Do this ▸ Using the data below, copy every line that contains the word "JSON".

A block of data ▸
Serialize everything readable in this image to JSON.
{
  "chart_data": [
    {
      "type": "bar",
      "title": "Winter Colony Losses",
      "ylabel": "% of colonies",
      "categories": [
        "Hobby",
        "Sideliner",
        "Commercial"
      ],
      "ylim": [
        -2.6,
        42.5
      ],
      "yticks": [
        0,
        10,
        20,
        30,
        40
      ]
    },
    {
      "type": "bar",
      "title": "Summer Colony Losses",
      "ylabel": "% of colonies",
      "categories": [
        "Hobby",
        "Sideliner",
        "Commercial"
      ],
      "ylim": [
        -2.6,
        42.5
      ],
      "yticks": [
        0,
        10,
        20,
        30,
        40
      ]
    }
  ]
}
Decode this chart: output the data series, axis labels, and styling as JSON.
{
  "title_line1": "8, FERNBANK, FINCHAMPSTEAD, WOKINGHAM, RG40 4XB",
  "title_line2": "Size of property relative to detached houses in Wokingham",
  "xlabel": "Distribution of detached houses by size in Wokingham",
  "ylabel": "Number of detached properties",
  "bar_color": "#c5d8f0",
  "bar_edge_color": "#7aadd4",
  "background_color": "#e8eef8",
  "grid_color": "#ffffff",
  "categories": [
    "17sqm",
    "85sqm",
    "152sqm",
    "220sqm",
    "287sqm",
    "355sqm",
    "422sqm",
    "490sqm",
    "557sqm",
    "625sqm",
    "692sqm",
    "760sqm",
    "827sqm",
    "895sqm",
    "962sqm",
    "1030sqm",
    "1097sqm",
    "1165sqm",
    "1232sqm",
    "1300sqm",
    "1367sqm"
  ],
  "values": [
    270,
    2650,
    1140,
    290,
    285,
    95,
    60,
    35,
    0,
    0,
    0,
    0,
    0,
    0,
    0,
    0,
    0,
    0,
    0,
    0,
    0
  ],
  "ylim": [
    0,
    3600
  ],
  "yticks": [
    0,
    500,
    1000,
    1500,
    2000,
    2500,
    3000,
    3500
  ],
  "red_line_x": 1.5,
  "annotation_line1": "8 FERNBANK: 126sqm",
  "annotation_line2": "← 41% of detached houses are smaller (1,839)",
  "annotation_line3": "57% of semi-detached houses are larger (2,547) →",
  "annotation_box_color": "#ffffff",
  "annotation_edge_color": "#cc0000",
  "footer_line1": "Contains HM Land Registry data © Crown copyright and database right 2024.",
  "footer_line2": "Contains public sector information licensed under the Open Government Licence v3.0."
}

Solution to the problem ▸
Serialize everything readable in this image to JSON.
Decode this chart: output the data series, axis labels, and styling as JSON.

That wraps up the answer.